**** ENTRIES

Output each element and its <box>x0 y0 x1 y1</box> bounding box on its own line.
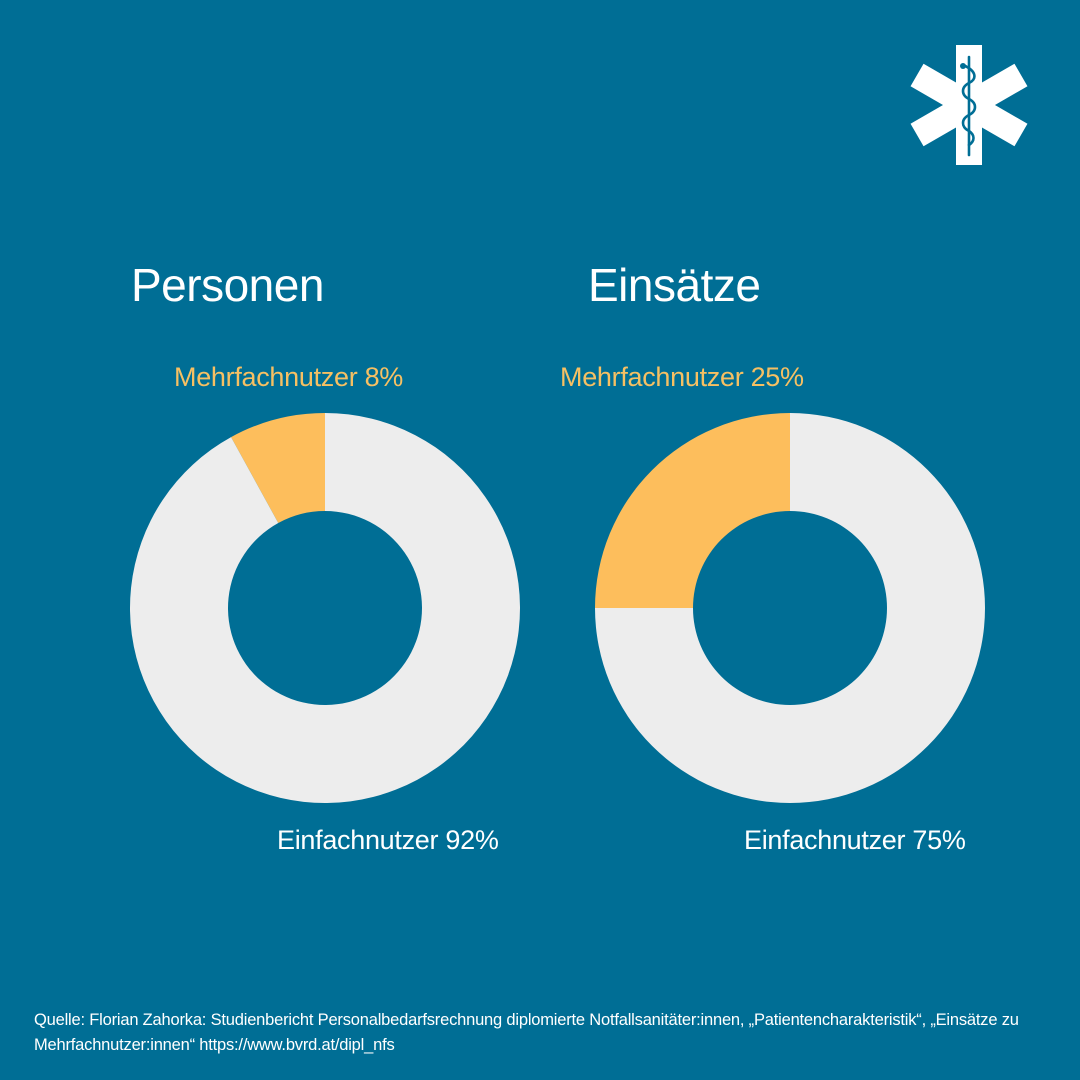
star-of-life-icon <box>910 45 1028 165</box>
slice-label-personen-mehrfachnutzer: Mehrfachnutzer 8% <box>174 362 404 392</box>
source-footnote: Quelle: Florian Zahorka: Studienbericht … <box>34 1011 1019 1054</box>
slice-label-personen-einfachnutzer: Einfachnutzer 92% <box>277 825 499 855</box>
chart-title-personen: Personen <box>131 259 324 311</box>
donut-chart-einsaetze <box>595 413 985 803</box>
donut-slice-einfachnutzer <box>595 413 985 803</box>
donut-slice-mehrfachnutzer <box>595 413 790 608</box>
donut-slice-einfachnutzer <box>130 413 520 804</box>
slice-label-einsaetze-mehrfachnutzer: Mehrfachnutzer 25% <box>560 362 804 392</box>
slice-label-einsaetze-einfachnutzer: Einfachnutzer 75% <box>744 825 966 855</box>
donut-chart-personen <box>130 413 520 804</box>
chart-title-einsaetze: Einsätze <box>588 259 761 311</box>
donut-slice-mehrfachnutzer <box>231 413 325 523</box>
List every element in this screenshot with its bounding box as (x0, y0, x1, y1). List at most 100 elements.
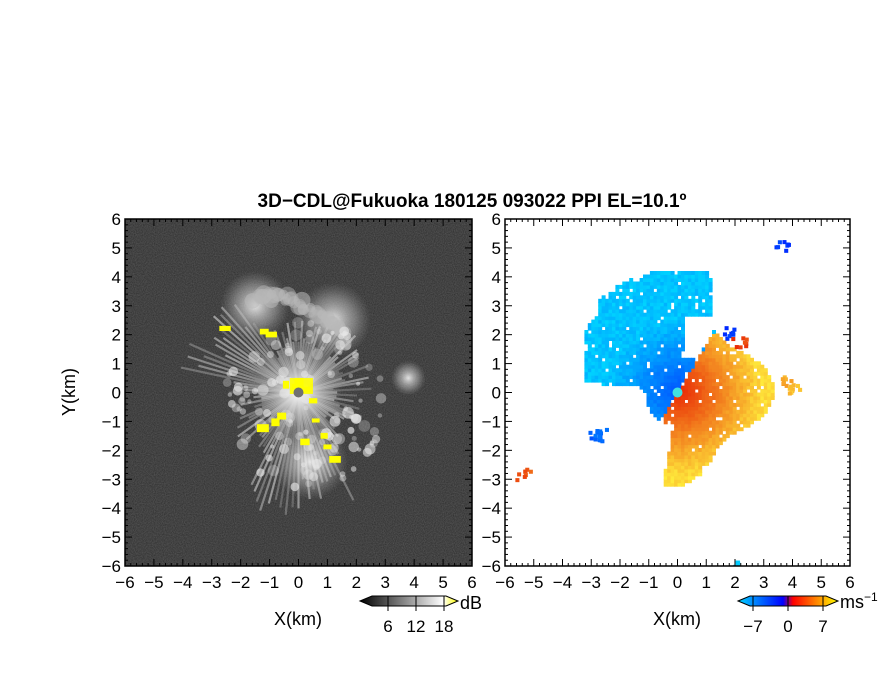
velocity-pixel (667, 361, 672, 366)
reflectivity-cell (303, 429, 309, 435)
velocity-pixel (763, 406, 768, 411)
velocity-pixel (643, 281, 647, 286)
velocity-pixel (643, 316, 647, 321)
velocity-pixel (656, 343, 661, 348)
velocity-pixel (691, 423, 696, 428)
velocity-pixel (674, 312, 679, 317)
velocity-pixel (670, 409, 675, 414)
velocity-pixel (739, 382, 744, 387)
velocity-pixel (643, 305, 647, 310)
velocity-pixel (643, 295, 647, 300)
velocity-pixel (705, 357, 710, 362)
velocity-pixel (594, 326, 599, 331)
velocity-pixel (632, 343, 637, 348)
velocity-pixel (522, 474, 527, 479)
velocity-pixel (653, 337, 658, 341)
velocity-pixel (698, 465, 703, 470)
velocity-pixel (667, 451, 672, 456)
velocity-pixel (691, 364, 696, 369)
velocity-pixel (670, 451, 675, 456)
velocity-pixel (670, 479, 675, 484)
velocity-pixel (660, 361, 665, 366)
velocity-pixel (698, 284, 703, 289)
velocity-pixel (649, 288, 654, 293)
velocity-pixel (701, 427, 706, 432)
velocity-pixel (687, 437, 692, 442)
velocity-pixel (729, 371, 734, 376)
velocity-pixel (694, 371, 699, 376)
velocity-pixel (687, 357, 692, 362)
velocity-pixel (646, 402, 651, 407)
velocity-pixel (649, 409, 654, 414)
velocity-pixel (694, 413, 699, 418)
velocity-pixel (629, 323, 634, 328)
velocity-pixel (701, 368, 706, 373)
velocity-pixel (732, 382, 737, 387)
velocity-pixel (691, 375, 696, 380)
velocity-pixel (670, 392, 675, 397)
velocity-pixel (684, 409, 689, 414)
velocity-pixel (760, 382, 765, 387)
velocity-pixel (763, 382, 768, 387)
velocity-pixel (694, 368, 699, 373)
velocity-pixel (660, 291, 665, 296)
velocity-pixel (636, 354, 641, 359)
velocity-pixel (587, 357, 592, 362)
velocity-pixel (591, 323, 596, 328)
velocity-pixel (584, 333, 589, 338)
velocity-pixel (739, 385, 744, 390)
velocity-pixel (701, 409, 706, 414)
velocity-pixel (746, 361, 751, 366)
velocity-pixel (670, 316, 675, 321)
velocity-pixel (639, 375, 644, 380)
velocity-pixel (667, 319, 672, 324)
velocity-pixel (763, 371, 768, 376)
velocity-pixel (691, 274, 696, 279)
velocity-pixel (649, 399, 654, 404)
velocity-pixel (746, 382, 751, 387)
reflectivity-cell (278, 366, 289, 378)
velocity-pixel (660, 288, 665, 293)
velocity-pixel (715, 423, 720, 428)
velocity-pixel (705, 284, 710, 289)
x-tick-label: −4 (173, 573, 192, 592)
velocity-pixel (718, 378, 723, 383)
velocity-pixel (643, 302, 647, 307)
velocity-pixel (715, 402, 720, 407)
velocity-pixel (660, 298, 665, 303)
velocity-pixel (731, 337, 736, 342)
velocity-pixel (708, 451, 713, 456)
velocity-pixel (681, 330, 685, 334)
velocity-pixel (708, 312, 713, 317)
velocity-pixel (612, 326, 616, 331)
velocity-pixel (629, 375, 634, 380)
velocity-pixel (701, 305, 706, 310)
velocity-pixel (677, 430, 682, 435)
colorbar-tick-label: 0 (783, 617, 792, 636)
velocity-pixel (594, 361, 599, 366)
velocity-pixel (760, 409, 765, 414)
velocity-pixel (708, 378, 713, 383)
velocity-pixel (649, 357, 654, 362)
velocity-pixel (598, 298, 603, 303)
velocity-pixel (725, 430, 730, 435)
velocity-pixel (694, 385, 699, 390)
velocity-pixel (705, 281, 710, 286)
velocity-pixel (746, 399, 751, 404)
velocity-pixel (746, 368, 751, 373)
velocity-pixel (743, 413, 748, 418)
velocity-pixel (718, 347, 723, 352)
velocity-pixel (622, 382, 627, 387)
velocity-pixel (601, 354, 606, 359)
velocity-pixel (750, 420, 754, 425)
velocity-pixel (725, 399, 730, 404)
velocity-pixel (729, 430, 734, 435)
velocity-pixel (591, 333, 596, 338)
velocity-pixel (705, 451, 710, 456)
velocity-pixel (594, 357, 599, 362)
velocity-pixel (625, 347, 630, 352)
velocity-pixel (681, 479, 685, 484)
velocity-pixel (656, 368, 661, 373)
velocity-pixel (649, 271, 654, 275)
reflectivity-cell (270, 444, 275, 449)
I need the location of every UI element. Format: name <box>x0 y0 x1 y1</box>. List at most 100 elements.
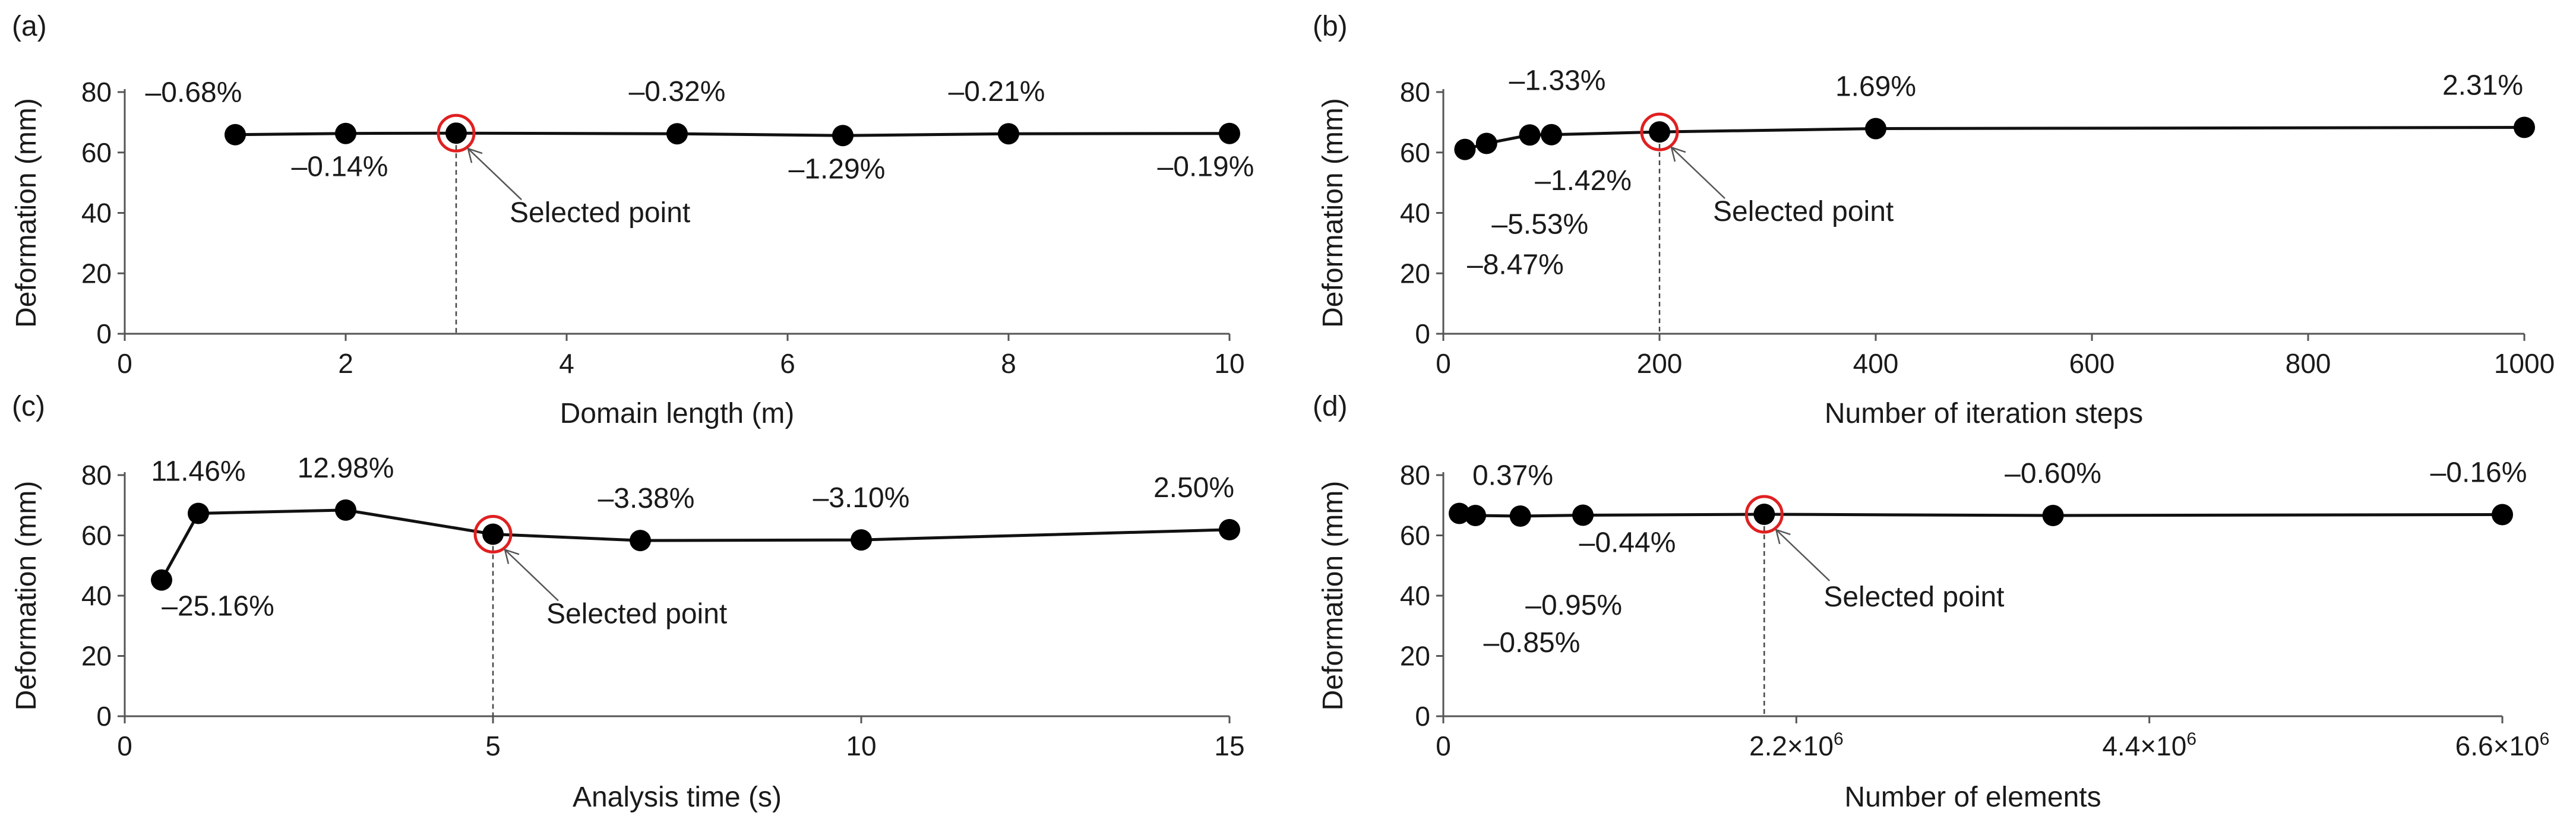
data-point <box>1465 505 1487 527</box>
x-tick-label: 0 <box>1436 348 1451 379</box>
selected-point-ring <box>1640 112 1679 151</box>
x-axis-title: Domain length (m) <box>560 398 795 429</box>
annotation-label: 0.37% <box>1472 460 1553 491</box>
selected-arrow-head <box>1775 529 1791 545</box>
selected-point-label: Selected point <box>546 598 727 630</box>
selected-arrow-line <box>1671 147 1725 200</box>
annotation-label: –0.21% <box>949 76 1045 107</box>
x-tick-label: 800 <box>2286 348 2331 379</box>
selected-arrow-head <box>467 147 483 163</box>
panel-label: (c) <box>12 391 45 422</box>
x-tick-label: 600 <box>2069 348 2115 379</box>
x-tick-label: 0 <box>1436 730 1451 761</box>
annotation-label: –3.10% <box>813 482 910 514</box>
annotation-label: –5.53% <box>1491 208 1588 240</box>
y-tick-label: 0 <box>96 318 112 349</box>
y-tick-label: 60 <box>81 520 112 551</box>
data-point <box>1449 502 1471 524</box>
x-tick-label: 8 <box>1001 348 1016 379</box>
x-tick-label: 200 <box>1637 348 1683 379</box>
selected-arrow-line <box>1775 529 1831 581</box>
y-tick-label: 0 <box>1415 318 1430 349</box>
selected-point-label: Selected point <box>1713 196 1894 227</box>
x-tick-label: 10 <box>1214 348 1244 379</box>
y-axis-title: Deformation (mm) <box>1317 481 1349 711</box>
data-point <box>851 529 872 551</box>
x-tick-label: 5 <box>485 730 501 761</box>
x-tick-label: 400 <box>1853 348 1899 379</box>
annotation-label: –0.16% <box>2430 457 2527 488</box>
panel-label: (d) <box>1313 391 1348 422</box>
data-point <box>225 124 246 146</box>
annotation-label: –0.95% <box>1525 590 1622 621</box>
x-tick-label: 2 <box>338 348 353 379</box>
data-point <box>482 523 504 545</box>
y-tick-label: 20 <box>1400 641 1430 672</box>
series-line <box>1459 511 2503 518</box>
y-tick-label: 60 <box>1400 137 1430 168</box>
data-point <box>1572 504 1594 526</box>
y-tick-label: 80 <box>81 77 112 107</box>
annotation-label: –1.29% <box>789 153 886 185</box>
data-point <box>666 123 688 145</box>
y-axis-title: Deformation (mm) <box>11 481 42 711</box>
data-point <box>445 122 467 144</box>
data-point <box>2514 116 2535 138</box>
annotation-label: 2.31% <box>2442 70 2523 102</box>
data-point <box>1454 138 1476 160</box>
series-line <box>160 508 1230 581</box>
annotation-label: –0.68% <box>146 77 242 109</box>
data-point <box>1649 121 1670 143</box>
annotation-label: –8.47% <box>1467 249 1564 281</box>
series-line <box>235 131 1230 137</box>
y-tick-label: 40 <box>1400 580 1430 611</box>
series-line <box>1464 126 2525 151</box>
y-axis-title: Deformation (mm) <box>11 98 42 328</box>
annotation-label: –1.33% <box>1509 65 1606 97</box>
data-point <box>2042 505 2064 527</box>
data-point <box>1865 118 1886 140</box>
x-tick-label: 0 <box>117 730 132 761</box>
x-tick-label: 10 <box>846 730 876 761</box>
data-point <box>335 499 356 521</box>
x-tick-label: 0 <box>117 348 132 379</box>
x-tick-label: 6 <box>780 348 795 379</box>
data-point <box>188 502 209 524</box>
data-point <box>335 122 356 144</box>
x-tick-label: 4.4×106 <box>2102 729 2196 761</box>
data-point <box>1475 132 1497 154</box>
selected-arrow-head <box>504 548 520 564</box>
selected-point-label: Selected point <box>510 197 690 229</box>
y-tick-label: 80 <box>1400 77 1430 107</box>
selected-arrow-line <box>504 549 559 602</box>
x-tick-label: 6.6×106 <box>2455 729 2550 761</box>
y-tick-label: 40 <box>81 580 112 611</box>
selected-point-ring <box>1744 495 1784 534</box>
y-tick-label: 60 <box>1400 520 1430 551</box>
annotation-label: –3.38% <box>598 483 695 514</box>
x-tick-label: 1000 <box>2494 348 2555 379</box>
annotation-label: –0.32% <box>629 76 726 107</box>
data-point <box>832 125 854 147</box>
data-point <box>1219 518 1240 540</box>
annotation-label: –0.14% <box>292 151 388 183</box>
annotation-label: 11.46% <box>151 456 245 487</box>
annotation-label: 12.98% <box>298 453 394 484</box>
data-point <box>1519 124 1541 146</box>
y-tick-label: 20 <box>81 258 112 289</box>
selected-arrow-line <box>467 148 522 201</box>
selected-point-ring <box>473 514 513 554</box>
annotation-label: 2.50% <box>1153 472 1234 504</box>
data-point <box>151 569 172 591</box>
x-tick-label: 15 <box>1214 730 1244 761</box>
data-point <box>1541 124 1562 146</box>
y-tick-label: 0 <box>1415 701 1430 732</box>
data-point <box>1219 122 1240 144</box>
data-point <box>2492 504 2513 526</box>
data-point <box>998 123 1019 145</box>
selected-arrow-head <box>1670 146 1686 162</box>
data-point <box>1753 503 1775 525</box>
selected-point-label: Selected point <box>1823 581 2004 613</box>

********

▸ **BRIEF**
Could you repeat, unchanged, the lines of the data above that start with the line containing "star-of-life-icon <box>910 45 1028 165</box>" and end with the line containing "List every element", including both of those lines?

▸ **REPLY**
star-of-life-icon <box>910 45 1028 165</box>
slice-label-personen-mehrfachnutzer: Mehrfachnutzer 8% <box>174 362 404 392</box>
source-footnote: Quelle: Florian Zahorka: Studienbericht … <box>34 1011 1019 1054</box>
slice-label-personen-einfachnutzer: Einfachnutzer 92% <box>277 825 499 855</box>
chart-title-personen: Personen <box>131 259 324 311</box>
donut-chart-einsaetze <box>595 413 985 803</box>
donut-slice-einfachnutzer <box>595 413 985 803</box>
donut-slice-mehrfachnutzer <box>595 413 790 608</box>
donut-slice-einfachnutzer <box>130 413 520 804</box>
slice-label-einsaetze-mehrfachnutzer: Mehrfachnutzer 25% <box>560 362 804 392</box>
slice-label-einsaetze-einfachnutzer: Einfachnutzer 75% <box>744 825 966 855</box>
donut-chart-personen <box>130 413 520 804</box>
chart-title-einsaetze: Einsätze <box>588 259 761 311</box>
donut-slice-mehrfachnutzer <box>231 413 325 523</box>
List every element in this screenshot with its bounding box as (x0, y0, x1, y1). List at most 100 elements.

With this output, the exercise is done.